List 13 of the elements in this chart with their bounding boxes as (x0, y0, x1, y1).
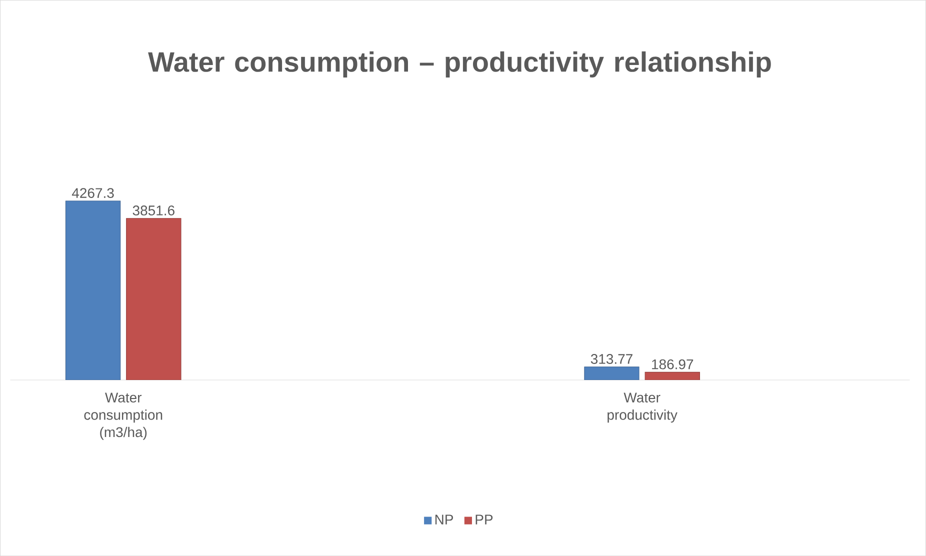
data-label: 313.77 (590, 354, 632, 364)
bar (644, 372, 700, 380)
bar (65, 200, 121, 380)
bar (584, 366, 640, 380)
chart-title: Water consumption – productivity relationship (148, 51, 771, 78)
data-label: 186.97 (652, 359, 694, 370)
legend-label: PP (476, 514, 493, 524)
bar (126, 218, 182, 380)
data-label: 3851.6 (132, 205, 174, 216)
data-label: 4267.3 (72, 188, 114, 198)
x-tick-label: Water productivity (608, 392, 678, 423)
x-tick-label: Water consumption (m3/ha) (84, 392, 162, 440)
legend-label: NP (435, 514, 453, 524)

○ ○ ○ ○ ○

Set out the lines of the records above as a Markdown table with two columns, No. and Text: number each line in No. and place the line itself in Text. Skip blank lines and leave out the pictures.

| No. | Text |
|---|---|
| 1 | List 13 of the elements in this chart with their bounding boxes as (x0, y0, x1, y1). |
| 2 | data-label: 313.77 (590, 354, 632, 364) |
| 3 | bar (644, 372, 700, 380) |
| 4 | bar (65, 200, 121, 380) |
| 5 | bar (584, 366, 640, 380) |
| 6 | chart-title: Water consumption – productivity relationship (148, 51, 771, 78) |
| 7 | data-label: 186.97 (652, 359, 694, 370) |
| 8 | legend-label: PP (476, 514, 493, 524) |
| 9 | bar (126, 218, 182, 380) |
| 10 | data-label: 3851.6 (132, 205, 174, 216) |
| 11 | data-label: 4267.3 (72, 188, 114, 198) |
| 12 | x-tick-label: Water productivity (608, 392, 678, 423) |
| 13 | x-tick-label: Water consumption (m3/ha) (84, 392, 162, 440) |
| 14 | legend-label: NP (435, 514, 453, 524) |